§ **What you have to do**
Reproduce the listing below character for character; drop every image.

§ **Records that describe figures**
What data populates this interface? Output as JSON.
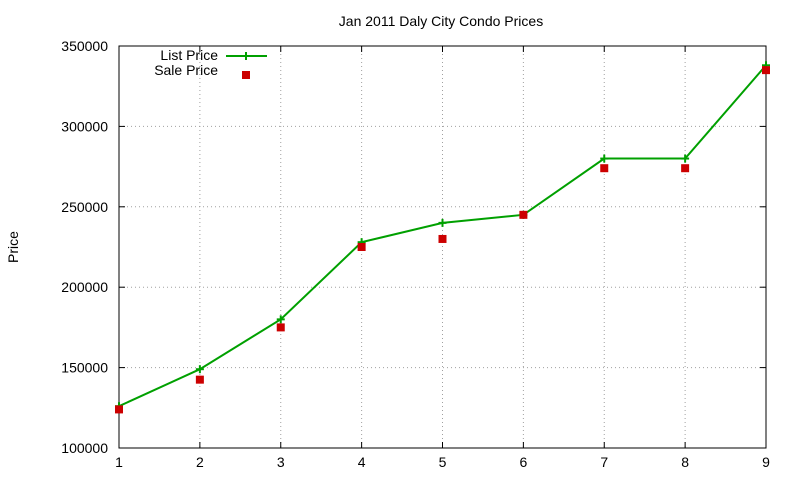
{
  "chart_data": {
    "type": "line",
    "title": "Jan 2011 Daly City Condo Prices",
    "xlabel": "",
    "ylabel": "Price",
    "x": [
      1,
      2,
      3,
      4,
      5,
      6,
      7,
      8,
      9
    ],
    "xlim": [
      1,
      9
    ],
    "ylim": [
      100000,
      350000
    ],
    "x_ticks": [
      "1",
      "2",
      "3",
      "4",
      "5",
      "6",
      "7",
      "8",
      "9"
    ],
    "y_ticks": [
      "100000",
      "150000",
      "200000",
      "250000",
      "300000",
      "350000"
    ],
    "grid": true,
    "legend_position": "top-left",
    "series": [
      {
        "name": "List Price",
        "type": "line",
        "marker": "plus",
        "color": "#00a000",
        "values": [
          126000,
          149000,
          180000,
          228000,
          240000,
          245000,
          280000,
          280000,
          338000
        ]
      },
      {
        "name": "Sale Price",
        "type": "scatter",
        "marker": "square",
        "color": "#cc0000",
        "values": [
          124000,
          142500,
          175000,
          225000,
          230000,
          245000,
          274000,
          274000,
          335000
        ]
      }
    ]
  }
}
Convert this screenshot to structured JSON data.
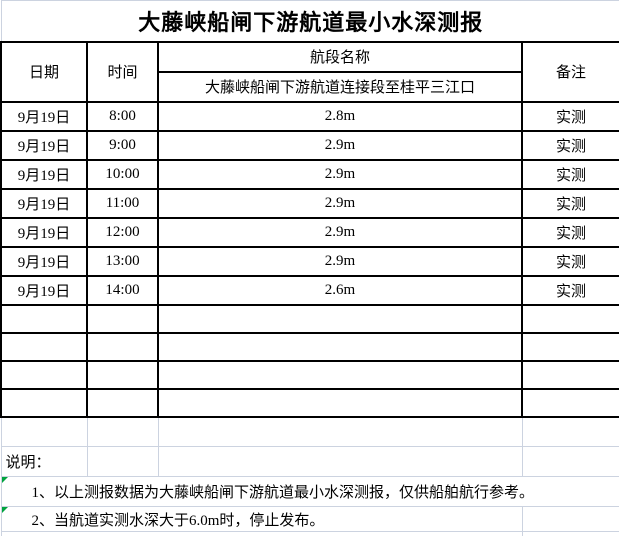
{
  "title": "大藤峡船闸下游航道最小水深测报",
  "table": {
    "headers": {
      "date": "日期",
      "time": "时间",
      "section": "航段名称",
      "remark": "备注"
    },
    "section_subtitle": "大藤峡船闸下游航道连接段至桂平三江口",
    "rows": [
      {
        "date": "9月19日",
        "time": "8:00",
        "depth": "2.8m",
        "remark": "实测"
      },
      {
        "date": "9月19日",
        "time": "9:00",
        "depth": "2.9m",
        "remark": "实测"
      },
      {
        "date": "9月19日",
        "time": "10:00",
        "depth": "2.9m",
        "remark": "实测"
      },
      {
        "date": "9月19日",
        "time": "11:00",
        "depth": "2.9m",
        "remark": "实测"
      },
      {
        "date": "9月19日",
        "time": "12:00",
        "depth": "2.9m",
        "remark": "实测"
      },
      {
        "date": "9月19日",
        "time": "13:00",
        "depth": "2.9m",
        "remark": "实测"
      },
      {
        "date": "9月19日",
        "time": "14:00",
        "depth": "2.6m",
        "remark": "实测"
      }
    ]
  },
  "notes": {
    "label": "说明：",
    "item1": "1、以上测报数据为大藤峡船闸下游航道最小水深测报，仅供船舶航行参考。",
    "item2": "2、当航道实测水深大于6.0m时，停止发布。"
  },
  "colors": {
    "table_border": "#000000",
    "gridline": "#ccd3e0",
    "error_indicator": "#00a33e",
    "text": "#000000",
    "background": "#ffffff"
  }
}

§ **Exercise response**
What data populates this interface? Output as JSON.
{
  "chart_data": {
    "type": "line",
    "title": "Jan 2011 Daly City Condo Prices",
    "xlabel": "",
    "ylabel": "Price",
    "x": [
      1,
      2,
      3,
      4,
      5,
      6,
      7,
      8,
      9
    ],
    "xlim": [
      1,
      9
    ],
    "ylim": [
      100000,
      350000
    ],
    "x_ticks": [
      "1",
      "2",
      "3",
      "4",
      "5",
      "6",
      "7",
      "8",
      "9"
    ],
    "y_ticks": [
      "100000",
      "150000",
      "200000",
      "250000",
      "300000",
      "350000"
    ],
    "grid": true,
    "legend_position": "top-left",
    "series": [
      {
        "name": "List Price",
        "type": "line",
        "marker": "plus",
        "color": "#00a000",
        "values": [
          126000,
          149000,
          180000,
          228000,
          240000,
          245000,
          280000,
          280000,
          338000
        ]
      },
      {
        "name": "Sale Price",
        "type": "scatter",
        "marker": "square",
        "color": "#cc0000",
        "values": [
          124000,
          142500,
          175000,
          225000,
          230000,
          245000,
          274000,
          274000,
          335000
        ]
      }
    ]
  }
}
Convert this screenshot to structured JSON data.
{
  "title": "大藤峡船闸下游航道最小水深测报",
  "table": {
    "headers": {
      "date": "日期",
      "time": "时间",
      "section": "航段名称",
      "remark": "备注"
    },
    "section_subtitle": "大藤峡船闸下游航道连接段至桂平三江口",
    "rows": [
      {
        "date": "9月19日",
        "time": "8:00",
        "depth": "2.8m",
        "remark": "实测"
      },
      {
        "date": "9月19日",
        "time": "9:00",
        "depth": "2.9m",
        "remark": "实测"
      },
      {
        "date": "9月19日",
        "time": "10:00",
        "depth": "2.9m",
        "remark": "实测"
      },
      {
        "date": "9月19日",
        "time": "11:00",
        "depth": "2.9m",
        "remark": "实测"
      },
      {
        "date": "9月19日",
        "time": "12:00",
        "depth": "2.9m",
        "remark": "实测"
      },
      {
        "date": "9月19日",
        "time": "13:00",
        "depth": "2.9m",
        "remark": "实测"
      },
      {
        "date": "9月19日",
        "time": "14:00",
        "depth": "2.6m",
        "remark": "实测"
      }
    ]
  },
  "notes": {
    "label": "说明：",
    "item1": "1、以上测报数据为大藤峡船闸下游航道最小水深测报，仅供船舶航行参考。",
    "item2": "2、当航道实测水深大于6.0m时，停止发布。"
  },
  "colors": {
    "table_border": "#000000",
    "gridline": "#ccd3e0",
    "error_indicator": "#00a33e",
    "text": "#000000",
    "background": "#ffffff"
  }
}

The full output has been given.